[Stored data entries]
★ ★ ★

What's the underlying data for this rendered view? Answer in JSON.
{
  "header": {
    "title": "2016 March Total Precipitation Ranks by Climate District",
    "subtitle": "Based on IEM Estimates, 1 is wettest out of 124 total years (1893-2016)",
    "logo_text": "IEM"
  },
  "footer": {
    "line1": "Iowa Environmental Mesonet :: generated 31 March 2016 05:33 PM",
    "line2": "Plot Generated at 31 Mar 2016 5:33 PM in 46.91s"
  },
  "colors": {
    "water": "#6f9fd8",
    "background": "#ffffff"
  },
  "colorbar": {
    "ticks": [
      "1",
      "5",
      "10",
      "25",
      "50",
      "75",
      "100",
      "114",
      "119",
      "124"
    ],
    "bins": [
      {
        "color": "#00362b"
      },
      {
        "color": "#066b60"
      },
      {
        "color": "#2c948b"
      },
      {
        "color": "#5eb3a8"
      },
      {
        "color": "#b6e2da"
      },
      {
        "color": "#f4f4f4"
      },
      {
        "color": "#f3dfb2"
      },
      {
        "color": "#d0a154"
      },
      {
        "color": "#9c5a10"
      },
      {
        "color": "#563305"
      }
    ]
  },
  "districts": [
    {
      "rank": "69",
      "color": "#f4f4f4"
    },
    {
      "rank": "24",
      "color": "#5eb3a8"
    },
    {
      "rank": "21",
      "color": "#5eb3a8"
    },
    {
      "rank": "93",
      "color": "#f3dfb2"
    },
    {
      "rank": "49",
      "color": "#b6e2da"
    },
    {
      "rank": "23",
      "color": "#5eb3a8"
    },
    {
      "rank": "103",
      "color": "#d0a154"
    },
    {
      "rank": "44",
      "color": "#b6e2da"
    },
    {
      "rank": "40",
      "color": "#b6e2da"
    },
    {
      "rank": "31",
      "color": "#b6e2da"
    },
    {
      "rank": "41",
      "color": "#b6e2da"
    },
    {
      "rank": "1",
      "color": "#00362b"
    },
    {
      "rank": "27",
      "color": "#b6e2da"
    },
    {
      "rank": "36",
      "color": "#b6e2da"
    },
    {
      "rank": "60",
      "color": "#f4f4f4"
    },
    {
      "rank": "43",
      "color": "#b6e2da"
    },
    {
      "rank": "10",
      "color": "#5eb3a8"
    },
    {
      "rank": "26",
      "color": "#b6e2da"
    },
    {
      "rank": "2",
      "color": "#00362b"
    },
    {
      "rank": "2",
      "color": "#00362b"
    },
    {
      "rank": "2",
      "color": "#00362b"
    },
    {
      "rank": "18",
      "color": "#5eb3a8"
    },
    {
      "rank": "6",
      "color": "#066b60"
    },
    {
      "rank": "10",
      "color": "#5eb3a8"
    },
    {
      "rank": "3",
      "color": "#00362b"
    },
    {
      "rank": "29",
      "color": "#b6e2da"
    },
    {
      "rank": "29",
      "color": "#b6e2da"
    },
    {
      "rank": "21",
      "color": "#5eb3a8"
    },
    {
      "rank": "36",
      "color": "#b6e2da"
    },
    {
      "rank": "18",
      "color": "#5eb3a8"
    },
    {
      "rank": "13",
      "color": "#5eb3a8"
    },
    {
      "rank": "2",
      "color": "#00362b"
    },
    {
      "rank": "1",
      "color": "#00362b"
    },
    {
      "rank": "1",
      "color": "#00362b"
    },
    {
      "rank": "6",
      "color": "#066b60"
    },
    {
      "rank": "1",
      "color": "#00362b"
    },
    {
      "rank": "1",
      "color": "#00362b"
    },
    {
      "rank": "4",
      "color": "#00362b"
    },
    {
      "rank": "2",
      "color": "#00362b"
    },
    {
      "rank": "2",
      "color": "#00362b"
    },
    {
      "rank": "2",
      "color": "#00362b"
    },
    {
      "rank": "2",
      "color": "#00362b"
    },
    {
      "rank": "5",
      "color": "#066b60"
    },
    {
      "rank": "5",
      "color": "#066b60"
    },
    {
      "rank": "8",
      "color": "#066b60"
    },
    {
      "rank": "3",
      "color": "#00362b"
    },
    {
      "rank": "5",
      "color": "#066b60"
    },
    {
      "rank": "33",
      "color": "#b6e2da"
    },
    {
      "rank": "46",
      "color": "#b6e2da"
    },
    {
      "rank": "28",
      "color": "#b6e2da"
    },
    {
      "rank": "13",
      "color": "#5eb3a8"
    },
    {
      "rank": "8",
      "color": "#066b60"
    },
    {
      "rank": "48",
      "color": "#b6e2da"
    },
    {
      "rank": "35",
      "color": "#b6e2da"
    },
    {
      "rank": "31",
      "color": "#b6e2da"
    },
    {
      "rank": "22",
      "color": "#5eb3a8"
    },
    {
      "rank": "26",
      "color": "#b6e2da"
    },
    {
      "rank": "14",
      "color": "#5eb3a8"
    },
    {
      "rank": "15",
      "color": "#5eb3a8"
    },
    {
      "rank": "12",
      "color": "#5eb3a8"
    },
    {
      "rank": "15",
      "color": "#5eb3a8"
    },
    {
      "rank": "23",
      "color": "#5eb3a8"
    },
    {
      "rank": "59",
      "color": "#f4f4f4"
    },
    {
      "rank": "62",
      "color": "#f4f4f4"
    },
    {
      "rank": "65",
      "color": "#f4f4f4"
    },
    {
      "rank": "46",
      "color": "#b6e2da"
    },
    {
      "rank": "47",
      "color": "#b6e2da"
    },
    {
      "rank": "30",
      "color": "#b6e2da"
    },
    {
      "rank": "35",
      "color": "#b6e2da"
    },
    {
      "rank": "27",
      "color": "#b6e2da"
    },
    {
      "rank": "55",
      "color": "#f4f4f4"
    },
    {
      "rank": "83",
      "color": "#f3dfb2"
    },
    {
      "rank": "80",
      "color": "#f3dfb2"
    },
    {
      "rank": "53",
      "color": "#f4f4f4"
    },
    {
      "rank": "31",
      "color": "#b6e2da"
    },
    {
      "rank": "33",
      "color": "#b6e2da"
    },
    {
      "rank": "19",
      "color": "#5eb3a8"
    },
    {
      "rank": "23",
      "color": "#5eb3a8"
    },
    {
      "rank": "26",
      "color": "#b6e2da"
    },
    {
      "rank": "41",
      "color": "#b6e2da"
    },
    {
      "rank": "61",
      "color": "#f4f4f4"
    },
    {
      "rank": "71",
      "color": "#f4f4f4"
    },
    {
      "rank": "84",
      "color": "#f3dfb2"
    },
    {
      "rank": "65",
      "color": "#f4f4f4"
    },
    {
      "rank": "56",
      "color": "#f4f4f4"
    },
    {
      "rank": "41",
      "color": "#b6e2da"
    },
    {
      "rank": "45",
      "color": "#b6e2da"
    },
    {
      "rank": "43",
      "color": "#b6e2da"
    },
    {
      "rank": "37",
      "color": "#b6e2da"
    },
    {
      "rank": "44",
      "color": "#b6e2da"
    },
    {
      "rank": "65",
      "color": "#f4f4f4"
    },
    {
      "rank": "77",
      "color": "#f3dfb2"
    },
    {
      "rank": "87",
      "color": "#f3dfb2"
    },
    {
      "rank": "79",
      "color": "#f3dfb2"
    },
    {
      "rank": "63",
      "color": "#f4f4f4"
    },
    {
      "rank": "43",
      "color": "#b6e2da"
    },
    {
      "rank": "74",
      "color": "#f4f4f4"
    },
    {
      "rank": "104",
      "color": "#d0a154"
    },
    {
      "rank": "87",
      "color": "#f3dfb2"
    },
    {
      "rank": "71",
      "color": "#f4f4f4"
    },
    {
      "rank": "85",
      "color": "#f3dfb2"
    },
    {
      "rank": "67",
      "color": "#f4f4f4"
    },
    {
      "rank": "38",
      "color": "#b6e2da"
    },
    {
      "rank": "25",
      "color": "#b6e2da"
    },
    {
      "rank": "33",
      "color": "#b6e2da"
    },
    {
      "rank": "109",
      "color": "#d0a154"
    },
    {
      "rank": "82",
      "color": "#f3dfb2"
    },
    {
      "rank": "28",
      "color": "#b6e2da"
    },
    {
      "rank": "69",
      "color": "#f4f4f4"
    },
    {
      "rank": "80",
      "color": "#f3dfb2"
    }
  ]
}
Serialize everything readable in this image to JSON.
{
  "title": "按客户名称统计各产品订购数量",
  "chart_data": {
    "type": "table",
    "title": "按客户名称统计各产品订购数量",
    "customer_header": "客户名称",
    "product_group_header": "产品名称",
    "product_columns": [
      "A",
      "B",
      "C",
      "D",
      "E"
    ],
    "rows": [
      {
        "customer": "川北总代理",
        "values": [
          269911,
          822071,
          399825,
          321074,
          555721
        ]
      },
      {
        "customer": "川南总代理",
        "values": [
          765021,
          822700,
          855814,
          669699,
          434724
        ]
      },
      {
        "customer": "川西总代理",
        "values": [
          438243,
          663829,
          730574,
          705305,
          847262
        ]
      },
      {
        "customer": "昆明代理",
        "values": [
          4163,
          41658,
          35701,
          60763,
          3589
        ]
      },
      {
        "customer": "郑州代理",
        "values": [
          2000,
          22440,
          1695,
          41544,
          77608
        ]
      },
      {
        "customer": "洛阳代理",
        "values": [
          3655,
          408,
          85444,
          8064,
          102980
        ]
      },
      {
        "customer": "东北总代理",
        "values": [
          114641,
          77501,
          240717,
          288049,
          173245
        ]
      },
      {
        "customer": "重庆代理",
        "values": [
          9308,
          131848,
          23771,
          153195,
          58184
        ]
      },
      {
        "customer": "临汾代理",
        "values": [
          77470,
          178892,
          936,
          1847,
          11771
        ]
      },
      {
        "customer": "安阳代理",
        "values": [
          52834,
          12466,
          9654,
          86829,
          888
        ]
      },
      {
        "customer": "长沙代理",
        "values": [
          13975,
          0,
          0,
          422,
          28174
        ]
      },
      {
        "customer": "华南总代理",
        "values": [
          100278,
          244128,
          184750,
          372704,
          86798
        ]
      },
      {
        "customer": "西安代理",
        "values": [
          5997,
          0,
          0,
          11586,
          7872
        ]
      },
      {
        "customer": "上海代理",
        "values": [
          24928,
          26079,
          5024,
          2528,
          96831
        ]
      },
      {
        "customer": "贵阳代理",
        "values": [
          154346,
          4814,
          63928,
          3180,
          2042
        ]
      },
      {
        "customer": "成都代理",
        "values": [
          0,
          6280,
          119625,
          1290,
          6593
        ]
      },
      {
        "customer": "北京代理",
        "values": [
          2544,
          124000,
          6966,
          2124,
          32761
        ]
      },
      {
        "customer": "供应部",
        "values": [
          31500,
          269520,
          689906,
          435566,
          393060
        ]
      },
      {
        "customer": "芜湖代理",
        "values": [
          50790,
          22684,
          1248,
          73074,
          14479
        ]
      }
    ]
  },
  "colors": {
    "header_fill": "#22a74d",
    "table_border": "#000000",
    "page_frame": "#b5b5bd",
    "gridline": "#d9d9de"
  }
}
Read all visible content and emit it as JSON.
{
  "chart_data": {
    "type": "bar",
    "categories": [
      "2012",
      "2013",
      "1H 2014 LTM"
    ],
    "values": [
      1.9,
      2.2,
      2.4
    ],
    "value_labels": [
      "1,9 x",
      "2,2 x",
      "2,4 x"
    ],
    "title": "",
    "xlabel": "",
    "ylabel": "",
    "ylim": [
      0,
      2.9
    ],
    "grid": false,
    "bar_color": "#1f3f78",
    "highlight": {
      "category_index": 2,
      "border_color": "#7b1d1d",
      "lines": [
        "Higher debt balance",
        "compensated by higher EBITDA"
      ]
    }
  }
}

★ ★ ★

Using the listing above, pull out all lines that hold the word "JSON".

What's the underlying data for this rendered view? Answer in JSON.
Serialize everything readable in this image to JSON.
Read all visible content and emit it as JSON.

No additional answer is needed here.